* [What to produce]:
Only lines with the word "dyrektorowi" are needed; collect each of them from the listing below.

* [Provided material]:
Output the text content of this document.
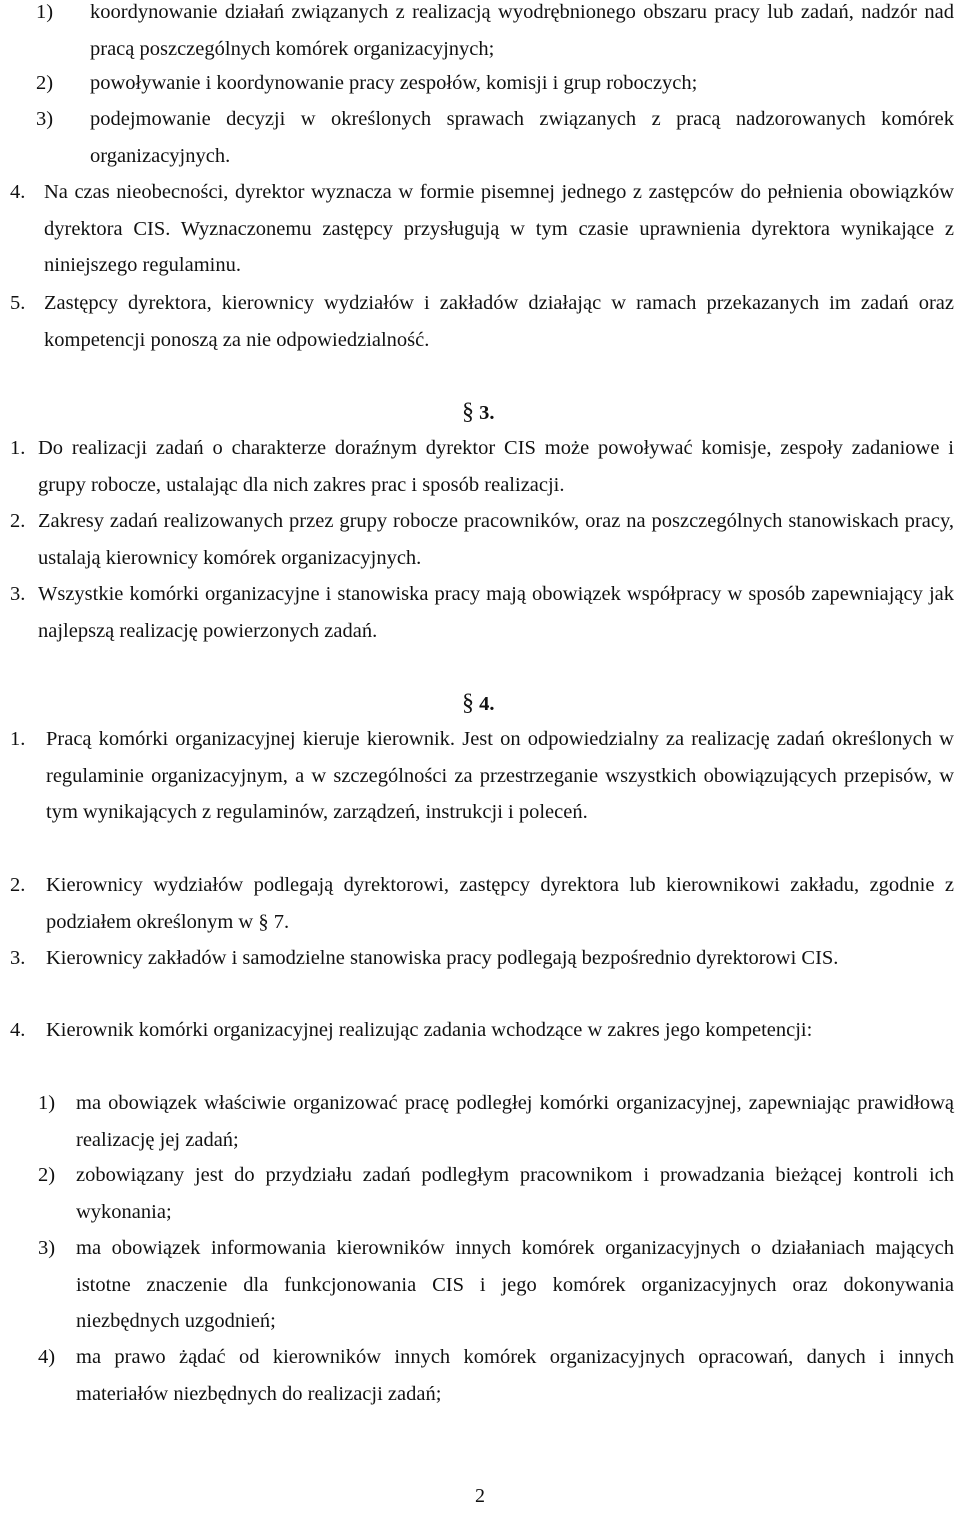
1) koordynowanie działań związanych z realizacją wyodrębnionego obszaru pracy lub zadań, nadzór nad pracą poszczególnych komórek organizacyjnych;
2) powoływanie i koordynowanie pracy zespołów, komisji i grup roboczych;
3) podejmowanie decyzji w określonych sprawach związanych z pracą nadzorowanych komórek organizacyjnych.
4. Na czas nieobecności, dyrektor wyznacza w formie pisemnej jednego z zastępców do pełnienia obowiązków dyrektora CIS. Wyznaczonemu zastępcy przysługują w tym czasie uprawnienia dyrektora wynikające z niniejszego regulaminu.
5. Zastępcy dyrektora, kierownicy wydziałów i zakładów działając w ramach przekazanych im zadań oraz kompetencji ponoszą za nie odpowiedzialność.
§ 3.
1. Do realizacji zadań o charakterze doraźnym dyrektor CIS może powoływać komisje, zespoły zadaniowe i grupy robocze, ustalając dla nich zakres prac i sposób realizacji.
2. Zakresy zadań realizowanych przez grupy robocze pracowników, oraz na poszczególnych stanowiskach pracy, ustalają kierownicy komórek organizacyjnych.
3. Wszystkie komórki organizacyjne i stanowiska pracy mają obowiązek współpracy w sposób zapewniający jak najlepszą realizację powierzonych zadań.
§ 4.
1. Pracą komórki organizacyjnej kieruje kierownik. Jest on odpowiedzialny za realizację zadań określonych w regulaminie organizacyjnym, a w szczególności za przestrzeganie wszystkich obowiązujących przepisów, w tym wynikających z regulaminów, zarządzeń, instrukcji i poleceń.
2. Kierownicy wydziałów podlegają dyrektorowi, zastępcy dyrektora lub kierownikowi zakładu, zgodnie z podziałem określonym w § 7.
3. Kierownicy zakładów i samodzielne stanowiska pracy podlegają bezpośrednio dyrektorowi CIS.
4. Kierownik komórki organizacyjnej realizując zadania wchodzące w zakres jego kompetencji:
1) ma obowiązek właściwie organizować pracę podległej komórki organizacyjnej, zapewniając prawidłową realizację jej zadań;
2) zobowiązany jest do przydziału zadań podległym pracownikom i prowadzania bieżącej kontroli ich wykonania;
3) ma obowiązek informowania kierowników innych komórek organizacyjnych o działaniach mających istotne znaczenie dla funkcjonowania CIS i jego komórek organizacyjnych oraz dokonywania niezbędnych uzgodnień;
4) ma prawo żądać od kierowników innych komórek organizacyjnych opracowań, danych i innych materiałów niezbędnych do realizacji zadań;
2
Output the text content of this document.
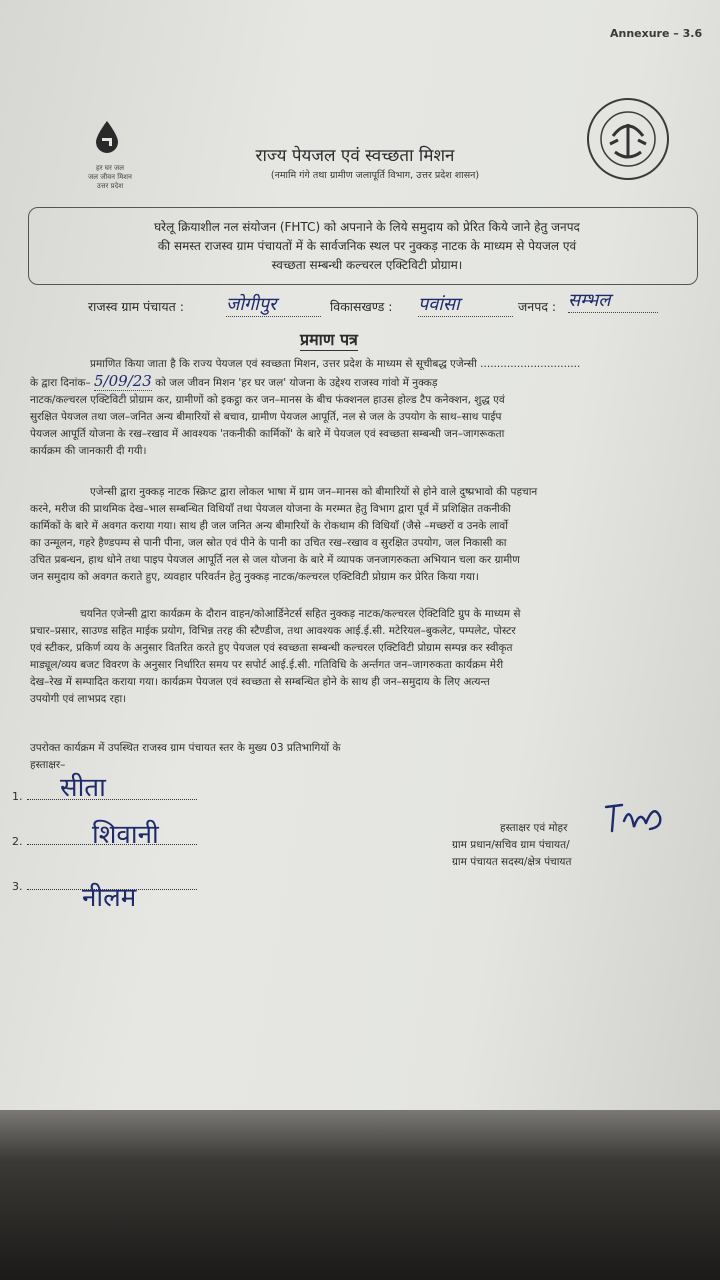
Annexure – 3.6
हर घर जल
जल जीवन मिशन
उत्तर प्रदेश
राज्य पेयजल एवं स्वच्छता मिशन
(नमामि गंगे तथा ग्रामीण जलापूर्ति विभाग, उत्तर प्रदेश शासन)
घरेलू क्रियाशील नल संयोजन (FHTC) को अपनाने के लिये समुदाय को प्रेरित किये जाने हेतु जनपद
की समस्त राजस्व ग्राम पंचायतों में के सार्वजनिक स्थल पर नुक्कड़ नाटक के माध्यम से पेयजल एवं
स्वच्छता सम्बन्धी कल्चरल एक्टिविटी प्रोग्राम।
राजस्व ग्राम पंचायत : जोगीपुर	विकासखण्ड : पवांसा	जनपद : सम्भल
प्रमाण पत्र
प्रमाणित किया जाता है कि राज्य पेयजल एवं स्वच्छता मिशन, उत्तर प्रदेश के माध्यम से सूचीबद्ध एजेन्सी ..............................
के द्वारा दिनांक– 5/09/23 को जल जीवन मिशन 'हर घर जल' योजना के उद्देश्य राजस्व गांवो में नुक्कड़
नाटक/कल्चरल एक्टिविटी प्रोग्राम कर, ग्रामीणों को इकट्ठा कर जन–मानस के बीच फंक्शनल हाउस होल्ड टैप कनेक्शन, शुद्ध एवं
सुरक्षित पेयजल तथा जल–जनित अन्य बीमारियों से बचाव, ग्रामीण पेयजल आपूर्ति, नल से जल के उपयोग के साथ–साथ पाईप
पेयजल आपूर्ति योजना के रख–रखाव में आवश्यक 'तकनीकी कार्मिकों' के बारे में पेयजल एवं स्वच्छता सम्बन्धी जन–जागरूकता
कार्यक्रम की जानकारी दी गयी।
एजेन्सी द्वारा नुक्कड़ नाटक स्क्रिप्ट द्वारा लोकल भाषा में ग्राम जन–मानस को बीमारियों से होने वाले दुष्प्रभावो की पहचान
करने, मरीज की प्राथमिक देख–भाल सम्बन्धित विधियाँ तथा पेयजल योजना के मरम्मत हेतु विभाग द्वारा पूर्व में प्रशिक्षित तकनीकी
कार्मिकों के बारे में अवगत कराया गया। साथ ही जल जनित अन्य बीमारियों के रोकथाम की विधियाँ (जैसे –मच्छरों व उनके लार्वो
का उन्मूलन, गहरे हैण्डपम्प से पानी पीना, जल स्रोत एवं पीने के पानी का उचित रख–रखाव व सुरक्षित उपयोग, जल निकासी का
उचित प्रबन्धन, हाथ धोने तथा पाइप पेयजल आपूर्ति नल से जल योजना के बारे में व्यापक जनजागरुकता अभियान चला कर ग्रामीण
जन समुदाय को अवगत कराते हुए, व्यवहार परिवर्तन हेतु नुक्कड़ नाटक/कल्चरल एक्टिविटी प्रोग्राम कर प्रेरित किया गया।
चयनित एजेन्सी द्वारा कार्यक्रम के दौरान वाहन/कोआर्डिनेटर्स सहित नुक्कड़ नाटक/कल्चरल ऐक्टिविटि ग्रुप के माध्यम से
प्रचार–प्रसार, साउण्ड सहित माईक प्रयोग, विभिन्न तरह की स्टैण्डीज, तथा आवश्यक आई.ई.सी. मटेरियल–बुकलेट, पम्पलेट, पोस्टर
एवं स्टीकर, प्रकिर्ण व्यय के अनुसार वितरित करते हुए पेयजल एवं स्वच्छता सम्बन्धी कल्चरल एक्टिविटी प्रोग्राम सम्पन्न कर स्वीकृत
माड्यूल/व्यय बजट विवरण के अनुसार निर्धारित समय पर सपोर्ट आई.ई.सी. गतिविधि के अर्न्तगत जन–जागरुकता कार्यक्रम मेरी
देख–रेख में सम्पादित कराया गया। कार्यक्रम पेयजल एवं स्वच्छता से सम्बन्धित होने के साथ ही जन–समुदाय के लिए अत्यन्त
उपयोगी एवं लाभप्रद रहा।
उपरोक्त कार्यक्रम में उपस्थित राजस्व ग्राम पंचायत स्तर के मुख्य 03 प्रतिभागियों के
हस्ताक्षर–
1.	सीता
2.	शिवानी
3.	नीलम
हस्ताक्षर एवं मोहर
ग्राम प्रधान/सचिव ग्राम पंचायत/
ग्राम पंचायत सदस्य/क्षेत्र पंचायत
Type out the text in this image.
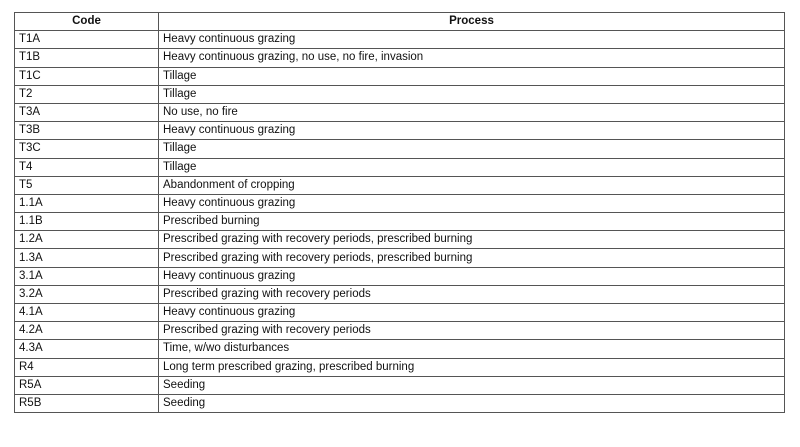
Code	Process
T1A	Heavy continuous grazing
T1B	Heavy continuous grazing, no use, no fire, invasion
T1C	Tillage
T2	Tillage
T3A	No use, no fire
T3B	Heavy continuous grazing
T3C	Tillage
T4	Tillage
T5	Abandonment of cropping
1.1A	Heavy continuous grazing
1.1B	Prescribed burning
1.2A	Prescribed grazing with recovery periods, prescribed burning
1.3A	Prescribed grazing with recovery periods, prescribed burning
3.1A	Heavy continuous grazing
3.2A	Prescribed grazing with recovery periods
4.1A	Heavy continuous grazing
4.2A	Prescribed grazing with recovery periods
4.3A	Time, w/wo disturbances
R4	Long term prescribed grazing, prescribed burning
R5A	Seeding
R5B	Seeding
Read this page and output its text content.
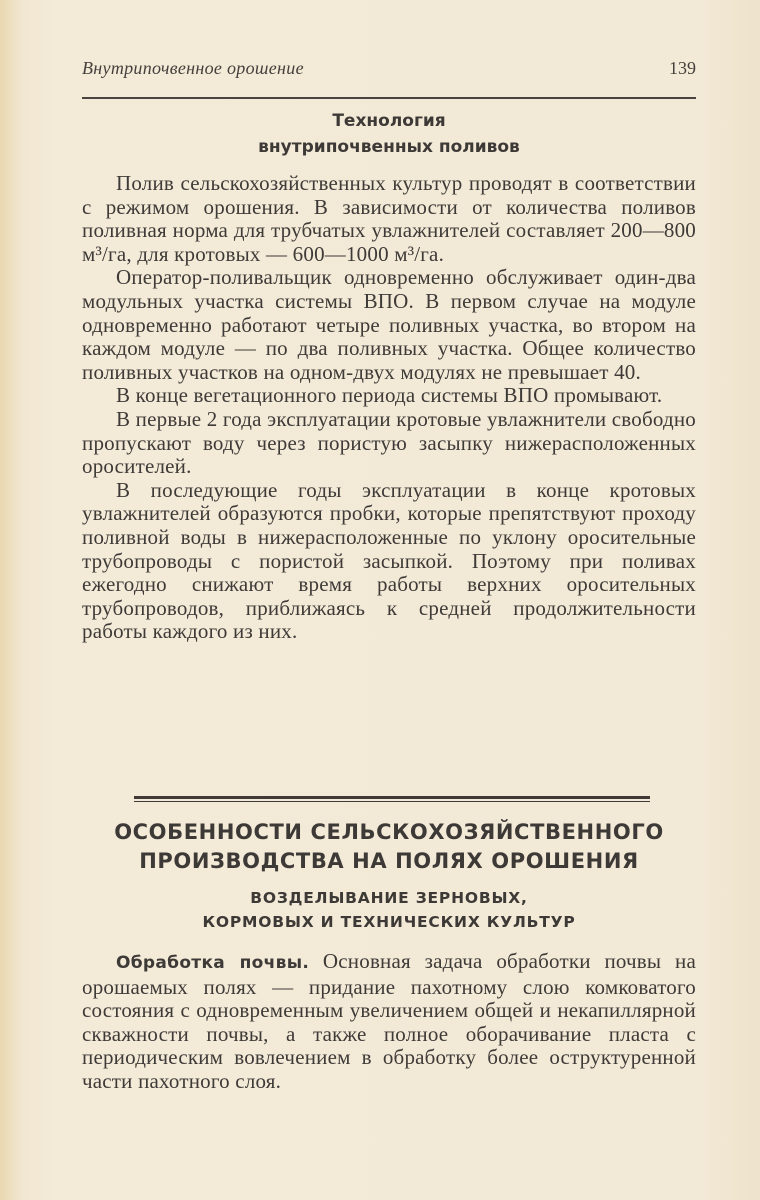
Внутрипочвенное орошение	139
Технология
внутрипочвенных поливов

Полив сельскохозяйственных культур проводят в соответствии с режимом орошения. В зависимости от количества поливов поливная норма для трубчатых увлажнителей составляет 200—800 м³/га, для кротовых — 600—1000 м³/га.

Оператор-поливальщик одновременно обслуживает один-два модульных участка системы ВПО. В первом случае на модуле одновременно работают четыре поливных участка, во втором на каждом модуле — по два поливных участка. Общее количество поливных участков на одном-двух модулях не превышает 40.

В конце вегетационного периода системы ВПО промывают.

В первые 2 года эксплуатации кротовые увлажнители свободно пропускают воду через пористую засыпку нижерасположенных оросителей.

В последующие годы эксплуатации в конце кротовых увлажнителей образуются пробки, которые препятствуют проходу поливной воды в нижерасположенные по уклону оросительные трубопроводы с пористой засыпкой. Поэтому при поливах ежегодно снижают время работы верхних оросительных трубопроводов, приближаясь к средней продолжительности работы каждого из них.

ОСОБЕННОСТИ СЕЛЬСКОХОЗЯЙСТВЕННОГО
ПРОИЗВОДСТВА НА ПОЛЯХ ОРОШЕНИЯ
ВОЗДЕЛЫВАНИЕ ЗЕРНОВЫХ,
КОРМОВЫХ И ТЕХНИЧЕСКИХ КУЛЬТУР

Обработка почвы. Основная задача обработки почвы на орошаемых полях — придание пахотному слою комковатого состояния с одновременным увеличением общей и некапиллярной скважности почвы, а также полное оборачивание пласта с периодическим вовлечением в обработку более оструктуренной части пахотного слоя.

* [Response for this exercise]:
2. Kierownicy wydziałów podlegają dyrektorowi, zastępcy dyrektora lub kierownikowi zakładu, zgodnie z podziałem określonym w § 7.
3. Kierownicy zakładów i samodzielne stanowiska pracy podlegają bezpośrednio dyrektorowi CIS.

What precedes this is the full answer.